John Russo – We actually have zombie lube, we had it made. It has my cartoon image on the tube and it says, “I will give a stiff a stiffy.” We have the novel, posters, t-shirts, and great soundtrack. I actually wrote 3 of the songs. While we were shooting, I said to Solon Tsangaras, who is a good musician and actor, “Do my arrangement of this song.” So we cut the preview trailer to that song. Along the way I wrote two more songs and I sing them as a zombie, I am getting good reviews. (Laughs). It’s a really good soundtrack. – The film sounds like it is a lot of fun! There is a lot of people who worked on this as well. 

John Russo – Yes, Garry Lee Vincent, who is co-producer, he has published/republished some of my novels, and recently got casted as a regular character in Stranger Things. Then we have Debbie Rochon, Sarah French, and Russ Streiner, who was Johnny in Night of the Living Dead. Also, in his last movie is George Kosana – he was the sheriff in Night of the Living Dead. In this movie, he gets accused of killing Ben on purpose, and since there is no statute of limitations on murder, he gets indicted. 

It’s really funny, getting good reviews, and been accepted/played at festivals. We are just replacing some of the music. We used some music from Night of the Living Dead as part of tribute to it and the lampoon of it, but we can’t figure out who has the rights to it, so we are replacing it. Then our agents will be able to go after bigger deals with the movie. – Wonderful! So there are plans for mass distribution? Perhaps a DVD or theatrical release? 

John Russo – We think it could get a good theatrical release, at least a limited one, if not more. We had a tremendous response, but we haven’t tried to close any of the deals because we want to get that music done that is being created right now. It is some of the instrumental music that needs to be replaced. Once that is done, we will be ready to go and we can go back to the foreign buyers who really got turned on by the movie. There are clips on Dread Central put up by Tony Timpone. He said he really got a kick out of the movie. Cult Classic Horror said, “If Citizen Kane and Shaun of the Dead had a baby, it would be My Uncle John is a Zombie! – That is a pretty good description. It will be very exciting to see what fans think once it gets the broader distribution.

- DATASET SECTION
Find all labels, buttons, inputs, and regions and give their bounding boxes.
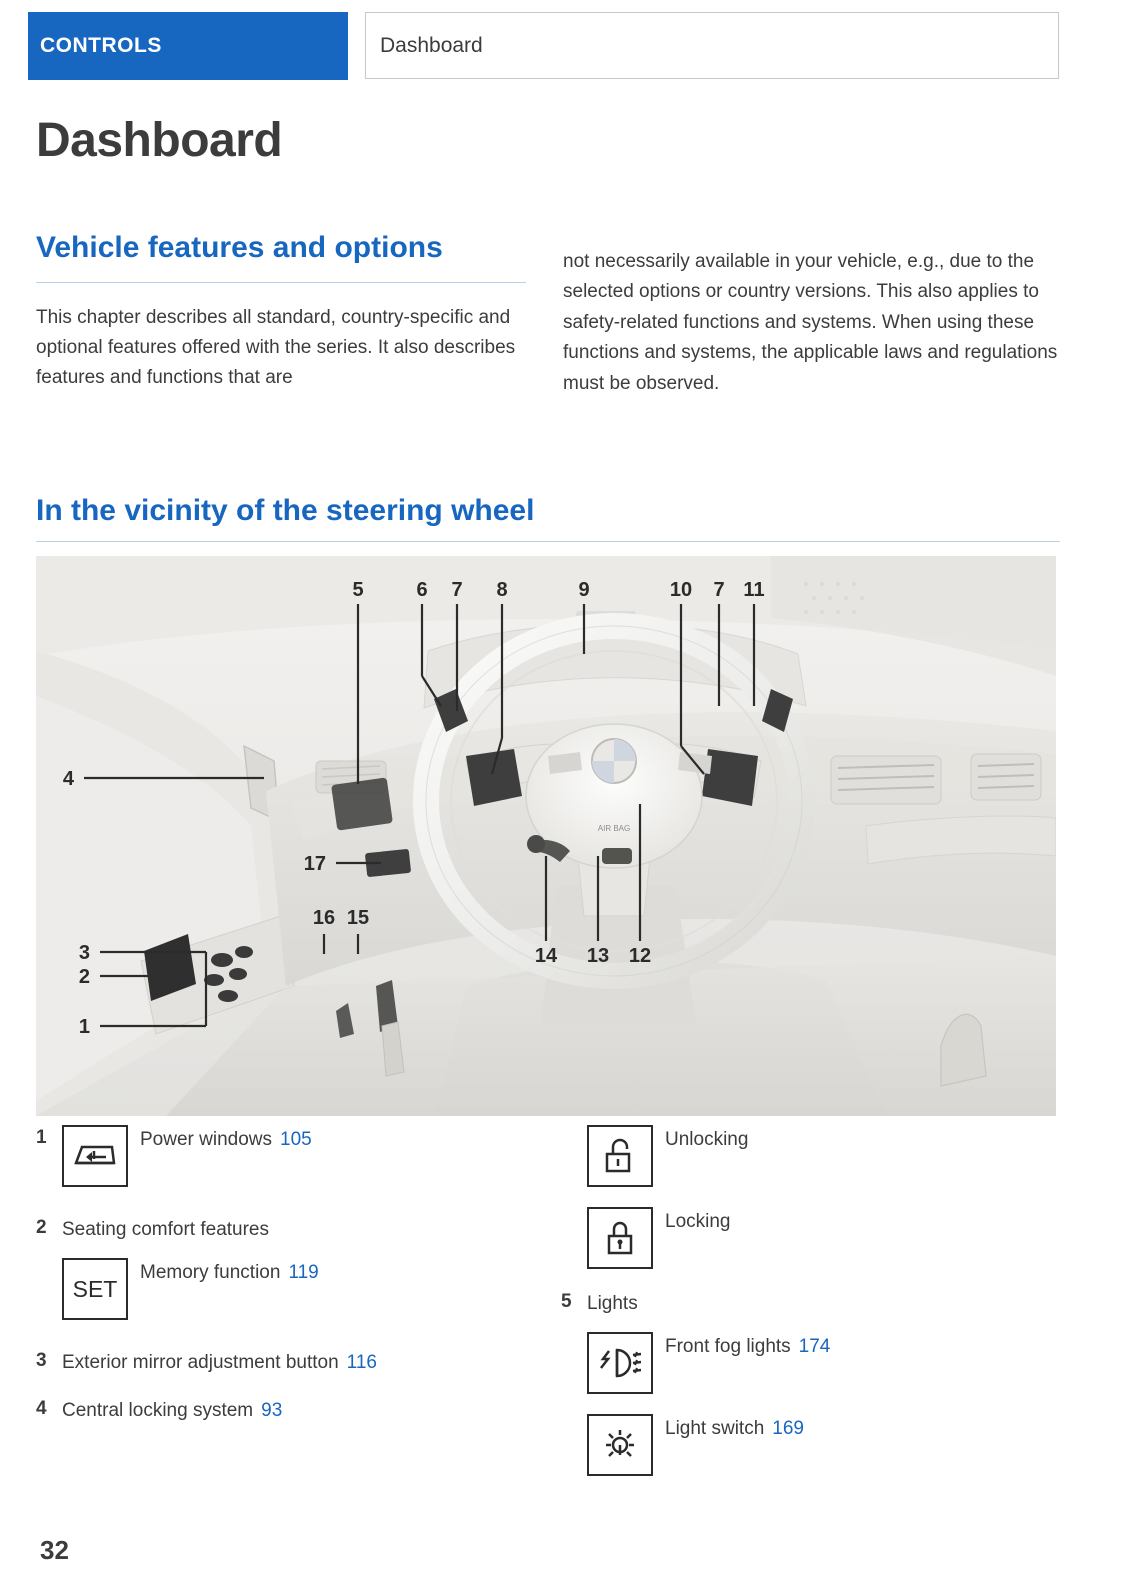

- PROBLEMS TO WORK ON
1. Reproduce, word for word, the stretch of the John Russo interview from "It’s really funny, getting" through "or theatrical release?".
2. Carry on the interview with John Russo about his zombie film, picking up after its final sentence.

- ANSWERS BELOW
1.
It’s really funny, getting good reviews, and been accepted/played at festivals. We are just replacing some of the music. We used some music from Night of the Living Dead as part of tribute to it and the lampoon of it, but we can’t figure out who has the rights to it, so we are replacing it. Then our agents will be able to go after bigger deals with the movie. – Wonderful! So there are plans for mass distribution? Perhaps a DVD or theatrical release?

2.
John Russo – I think it has a chance to take off, it’s really unique and people laugh throughout. We had a screening in Richmond, Virginia because my friend Brad Roberts (GWAR drummer) and his wife Nicole are in the movie. Gary Lee Vincent was sitting at the bar, and he overheard one young guy talking to his friend saying, “I’ve seen hundreds of independent movies and this is the best independent movie I ever saw in my life.” Again, that kind of reaction means, if it is promoted right, it can do a ton of business. – There is no question. Beyond My Uncle John is a Zombie!, can we expect any new films to follow in the near future?  

John Russo – I am always working on all kinds of things. Before George Romero died, we were working on a remake of Night of the Living Dead. Dee Snider is interested in it and we have started to work together on that, we will see what happens. It’s a pretty wild take on the whole thing, there is no point in doing it unless it can be unique. 

Burning Bulb Publishing

Kensington – That is something to look out for. Your stories have always created a very creepy atmosphere. That in mind, what are some of your influences as a writer?

John Russo – I read a lot of Horror stuff. I have read a lot of Stephen King. I stay away from a lot of things though, I don’t see a lot of Horror films unless for special reasons. I am tired of people copying each other and calling it an homage, I want my stuff to be unique. I do have a new book coming out called the Epidemic of the Living Dead. It’s a unique take on the whole thing.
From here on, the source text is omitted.